▶ BRIEF:
Put the lines below into a numbered list, leaving out any blank lines.

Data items
(begin)

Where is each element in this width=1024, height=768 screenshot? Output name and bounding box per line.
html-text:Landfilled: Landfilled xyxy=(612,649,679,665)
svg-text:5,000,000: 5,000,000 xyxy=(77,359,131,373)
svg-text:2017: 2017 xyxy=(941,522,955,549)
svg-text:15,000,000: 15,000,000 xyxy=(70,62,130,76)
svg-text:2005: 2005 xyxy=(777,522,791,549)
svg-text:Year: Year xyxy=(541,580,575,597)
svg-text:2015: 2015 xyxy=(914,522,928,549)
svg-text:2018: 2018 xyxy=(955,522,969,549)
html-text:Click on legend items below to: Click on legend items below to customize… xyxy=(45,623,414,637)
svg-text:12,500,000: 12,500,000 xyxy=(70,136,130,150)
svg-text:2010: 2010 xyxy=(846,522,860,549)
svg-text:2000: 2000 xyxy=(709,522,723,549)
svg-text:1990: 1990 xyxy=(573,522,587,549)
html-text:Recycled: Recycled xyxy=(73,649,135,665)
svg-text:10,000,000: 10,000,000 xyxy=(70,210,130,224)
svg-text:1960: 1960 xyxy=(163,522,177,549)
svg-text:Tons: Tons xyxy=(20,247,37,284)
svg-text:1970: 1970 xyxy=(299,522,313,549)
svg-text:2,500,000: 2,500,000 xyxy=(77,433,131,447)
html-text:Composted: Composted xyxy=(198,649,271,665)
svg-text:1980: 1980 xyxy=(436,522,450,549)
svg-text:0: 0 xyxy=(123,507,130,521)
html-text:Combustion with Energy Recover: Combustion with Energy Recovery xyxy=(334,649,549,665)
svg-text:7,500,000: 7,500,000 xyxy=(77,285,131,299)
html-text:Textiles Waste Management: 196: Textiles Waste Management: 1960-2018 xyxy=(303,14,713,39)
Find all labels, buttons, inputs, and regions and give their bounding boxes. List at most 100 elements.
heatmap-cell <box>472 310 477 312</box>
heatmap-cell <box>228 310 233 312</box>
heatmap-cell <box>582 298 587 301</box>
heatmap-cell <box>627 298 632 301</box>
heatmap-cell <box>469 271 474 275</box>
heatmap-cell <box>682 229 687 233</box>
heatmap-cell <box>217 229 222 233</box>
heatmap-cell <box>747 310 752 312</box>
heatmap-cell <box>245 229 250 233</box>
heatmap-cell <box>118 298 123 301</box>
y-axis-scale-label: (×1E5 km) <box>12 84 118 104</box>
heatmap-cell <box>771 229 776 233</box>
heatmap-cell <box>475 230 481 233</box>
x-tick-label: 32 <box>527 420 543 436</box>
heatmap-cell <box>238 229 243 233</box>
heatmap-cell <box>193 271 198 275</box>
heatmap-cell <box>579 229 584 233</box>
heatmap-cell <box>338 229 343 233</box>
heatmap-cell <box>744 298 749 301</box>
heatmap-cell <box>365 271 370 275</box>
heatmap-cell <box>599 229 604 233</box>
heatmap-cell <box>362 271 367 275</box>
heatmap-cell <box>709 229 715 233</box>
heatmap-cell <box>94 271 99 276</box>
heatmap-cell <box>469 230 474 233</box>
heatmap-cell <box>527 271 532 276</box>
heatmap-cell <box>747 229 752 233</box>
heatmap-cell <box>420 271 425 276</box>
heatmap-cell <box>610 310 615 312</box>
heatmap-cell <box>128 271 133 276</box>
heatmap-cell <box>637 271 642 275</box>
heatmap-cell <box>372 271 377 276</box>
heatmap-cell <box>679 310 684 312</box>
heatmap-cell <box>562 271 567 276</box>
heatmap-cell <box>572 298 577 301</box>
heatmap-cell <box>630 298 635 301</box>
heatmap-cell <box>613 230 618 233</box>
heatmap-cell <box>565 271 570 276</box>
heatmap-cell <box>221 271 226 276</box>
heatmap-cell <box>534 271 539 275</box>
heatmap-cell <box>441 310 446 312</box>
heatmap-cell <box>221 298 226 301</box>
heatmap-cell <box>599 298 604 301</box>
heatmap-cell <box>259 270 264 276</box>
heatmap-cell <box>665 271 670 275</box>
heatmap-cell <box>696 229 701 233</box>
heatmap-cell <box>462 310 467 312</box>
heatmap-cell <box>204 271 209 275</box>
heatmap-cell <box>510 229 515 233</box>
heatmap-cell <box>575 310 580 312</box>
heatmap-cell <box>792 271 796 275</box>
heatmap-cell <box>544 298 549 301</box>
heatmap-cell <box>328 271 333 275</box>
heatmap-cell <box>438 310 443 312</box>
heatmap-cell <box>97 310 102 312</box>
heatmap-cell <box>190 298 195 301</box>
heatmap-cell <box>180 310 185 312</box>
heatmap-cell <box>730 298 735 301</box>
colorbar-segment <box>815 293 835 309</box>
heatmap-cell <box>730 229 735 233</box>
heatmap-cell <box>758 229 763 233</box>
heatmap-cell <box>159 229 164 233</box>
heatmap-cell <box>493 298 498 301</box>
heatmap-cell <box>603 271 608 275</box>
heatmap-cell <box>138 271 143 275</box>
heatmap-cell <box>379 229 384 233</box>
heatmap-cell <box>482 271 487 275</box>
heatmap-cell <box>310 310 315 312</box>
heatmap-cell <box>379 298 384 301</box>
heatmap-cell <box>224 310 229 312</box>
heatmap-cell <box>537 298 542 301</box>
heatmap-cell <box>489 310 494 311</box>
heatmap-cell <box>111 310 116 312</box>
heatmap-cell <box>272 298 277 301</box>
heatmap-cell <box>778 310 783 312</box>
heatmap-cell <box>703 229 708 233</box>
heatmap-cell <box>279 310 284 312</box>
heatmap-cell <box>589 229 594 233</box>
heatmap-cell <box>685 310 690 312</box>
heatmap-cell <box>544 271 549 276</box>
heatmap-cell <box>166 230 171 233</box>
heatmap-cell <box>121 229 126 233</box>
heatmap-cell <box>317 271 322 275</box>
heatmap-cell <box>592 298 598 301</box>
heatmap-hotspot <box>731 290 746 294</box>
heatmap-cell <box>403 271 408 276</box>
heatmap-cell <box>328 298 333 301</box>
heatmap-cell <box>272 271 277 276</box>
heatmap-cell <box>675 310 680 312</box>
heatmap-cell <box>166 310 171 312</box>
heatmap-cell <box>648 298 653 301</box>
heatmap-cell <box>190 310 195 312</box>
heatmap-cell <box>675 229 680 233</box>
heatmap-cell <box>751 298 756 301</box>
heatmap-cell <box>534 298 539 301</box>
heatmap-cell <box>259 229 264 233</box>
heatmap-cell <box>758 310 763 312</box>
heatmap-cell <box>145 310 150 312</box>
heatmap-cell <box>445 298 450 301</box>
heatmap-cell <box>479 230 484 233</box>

(end)

▶ EXERCISE ANSWER:
1. Where is each element in this width=1024, height=768 screenshot? Output name and bounding box per line.
2. html-text:Landfilled: Landfilled xyxy=(612,649,679,665)
3. svg-text:5,000,000: 5,000,000 xyxy=(77,359,131,373)
4. svg-text:2017: 2017 xyxy=(941,522,955,549)
5. svg-text:15,000,000: 15,000,000 xyxy=(70,62,130,76)
6. svg-text:2005: 2005 xyxy=(777,522,791,549)
7. svg-text:Year: Year xyxy=(541,580,575,597)
8. svg-text:2015: 2015 xyxy=(914,522,928,549)
9. svg-text:2018: 2018 xyxy=(955,522,969,549)
10. html-text:Click on legend items below to: Click on legend items below to customize… xyxy=(45,623,414,637)
11. svg-text:12,500,000: 12,500,000 xyxy=(70,136,130,150)
12. svg-text:2010: 2010 xyxy=(846,522,860,549)
13. svg-text:2000: 2000 xyxy=(709,522,723,549)
14. svg-text:1990: 1990 xyxy=(573,522,587,549)
15. html-text:Recycled: Recycled xyxy=(73,649,135,665)
16. svg-text:10,000,000: 10,000,000 xyxy=(70,210,130,224)
17. svg-text:1960: 1960 xyxy=(163,522,177,549)
18. svg-text:Tons: Tons xyxy=(20,247,37,284)
19. svg-text:1970: 1970 xyxy=(299,522,313,549)
20. svg-text:2,500,000: 2,500,000 xyxy=(77,433,131,447)
21. html-text:Composted: Composted xyxy=(198,649,271,665)
22. svg-text:1980: 1980 xyxy=(436,522,450,549)
23. svg-text:0: 0 xyxy=(123,507,130,521)
24. html-text:Combustion with Energy Recover: Combustion with Energy Recovery xyxy=(334,649,549,665)
25. svg-text:7,500,000: 7,500,000 xyxy=(77,285,131,299)
26. html-text:Textiles Waste Management: 196: Textiles Waste Management: 1960-2018 xyxy=(303,14,713,39)
27. Find all labels, buttons, inputs, and regions and give their bounding boxes. List at most 100 elements.
28. heatmap-cell <box>472 310 477 312</box>
29. heatmap-cell <box>228 310 233 312</box>
30. heatmap-cell <box>582 298 587 301</box>
31. heatmap-cell <box>627 298 632 301</box>
32. heatmap-cell <box>469 271 474 275</box>
33. heatmap-cell <box>682 229 687 233</box>
34. heatmap-cell <box>217 229 222 233</box>
35. heatmap-cell <box>747 310 752 312</box>
36. heatmap-cell <box>245 229 250 233</box>
37. heatmap-cell <box>118 298 123 301</box>
38. y-axis-scale-label: (×1E5 km) <box>12 84 118 104</box>
39. heatmap-cell <box>771 229 776 233</box>
40. heatmap-cell <box>475 230 481 233</box>
41. x-tick-label: 32 <box>527 420 543 436</box>
42. heatmap-cell <box>238 229 243 233</box>
43. heatmap-cell <box>193 271 198 275</box>
44. heatmap-cell <box>579 229 584 233</box>
45. heatmap-cell <box>338 229 343 233</box>
46. heatmap-cell <box>744 298 749 301</box>
47. heatmap-cell <box>365 271 370 275</box>
48. heatmap-cell <box>599 229 604 233</box>
49. heatmap-cell <box>362 271 367 275</box>
50. heatmap-cell <box>709 229 715 233</box>
51. heatmap-cell <box>94 271 99 276</box>
52. heatmap-cell <box>469 230 474 233</box>
53. heatmap-cell <box>527 271 532 276</box>
54. heatmap-cell <box>747 229 752 233</box>
55. heatmap-cell <box>420 271 425 276</box>
56. heatmap-cell <box>610 310 615 312</box>
57. heatmap-cell <box>128 271 133 276</box>
58. heatmap-cell <box>637 271 642 275</box>
59. heatmap-cell <box>372 271 377 276</box>
60. heatmap-cell <box>679 310 684 312</box>
61. heatmap-cell <box>562 271 567 276</box>
62. heatmap-cell <box>572 298 577 301</box>
63. heatmap-cell <box>630 298 635 301</box>
64. heatmap-cell <box>613 230 618 233</box>
65. heatmap-cell <box>565 271 570 276</box>
66. heatmap-cell <box>221 271 226 276</box>
67. heatmap-cell <box>534 271 539 275</box>
68. heatmap-cell <box>441 310 446 312</box>
69. heatmap-cell <box>221 298 226 301</box>
70. heatmap-cell <box>599 298 604 301</box>
71. heatmap-cell <box>259 270 264 276</box>
72. heatmap-cell <box>665 271 670 275</box>
73. heatmap-cell <box>696 229 701 233</box>
74. heatmap-cell <box>462 310 467 312</box>
75. heatmap-cell <box>204 271 209 275</box>
76. heatmap-cell <box>510 229 515 233</box>
77. heatmap-cell <box>575 310 580 312</box>
78. heatmap-cell <box>792 271 796 275</box>
79. heatmap-cell <box>544 298 549 301</box>
80. heatmap-cell <box>328 271 333 275</box>
81. heatmap-cell <box>438 310 443 312</box>
82. heatmap-cell <box>97 310 102 312</box>
83. heatmap-cell <box>190 298 195 301</box>
84. heatmap-cell <box>180 310 185 312</box>
85. heatmap-cell <box>730 298 735 301</box>
86. colorbar-segment <box>815 293 835 309</box>
87. heatmap-cell <box>730 229 735 233</box>
88. heatmap-cell <box>758 229 763 233</box>
89. heatmap-cell <box>159 229 164 233</box>
90. heatmap-cell <box>493 298 498 301</box>
91. heatmap-cell <box>603 271 608 275</box>
92. heatmap-cell <box>138 271 143 275</box>
93. heatmap-cell <box>379 229 384 233</box>
94. heatmap-cell <box>482 271 487 275</box>
95. heatmap-cell <box>310 310 315 312</box>
96. heatmap-cell <box>379 298 384 301</box>
97. heatmap-cell <box>224 310 229 312</box>
98. heatmap-cell <box>537 298 542 301</box>
99. heatmap-cell <box>489 310 494 311</box>
100. heatmap-cell <box>111 310 116 312</box>
101. heatmap-cell <box>272 298 277 301</box>
102. heatmap-cell <box>778 310 783 312</box>
103. heatmap-cell <box>703 229 708 233</box>
104. heatmap-cell <box>279 310 284 312</box>
105. heatmap-cell <box>589 229 594 233</box>
106. heatmap-cell <box>685 310 690 312</box>
107. heatmap-cell <box>544 271 549 276</box>
108. heatmap-cell <box>166 230 171 233</box>
109. heatmap-cell <box>121 229 126 233</box>
110. heatmap-cell <box>317 271 322 275</box>
111. heatmap-cell <box>592 298 598 301</box>
112. heatmap-hotspot <box>731 290 746 294</box>
113. heatmap-cell <box>403 271 408 276</box>
114. heatmap-cell <box>328 298 333 301</box>
115. heatmap-cell <box>272 271 277 276</box>
116. heatmap-cell <box>675 310 680 312</box>
117. heatmap-cell <box>166 310 171 312</box>
118. heatmap-cell <box>648 298 653 301</box>
119. heatmap-cell <box>190 310 195 312</box>
120. heatmap-cell <box>675 229 680 233</box>
121. heatmap-cell <box>751 298 756 301</box>
122. heatmap-cell <box>534 298 539 301</box>
123. heatmap-cell <box>259 229 264 233</box>
124. heatmap-cell <box>758 310 763 312</box>
125. heatmap-cell <box>145 310 150 312</box>
126. heatmap-cell <box>445 298 450 301</box>
127. heatmap-cell <box>479 230 484 233</box>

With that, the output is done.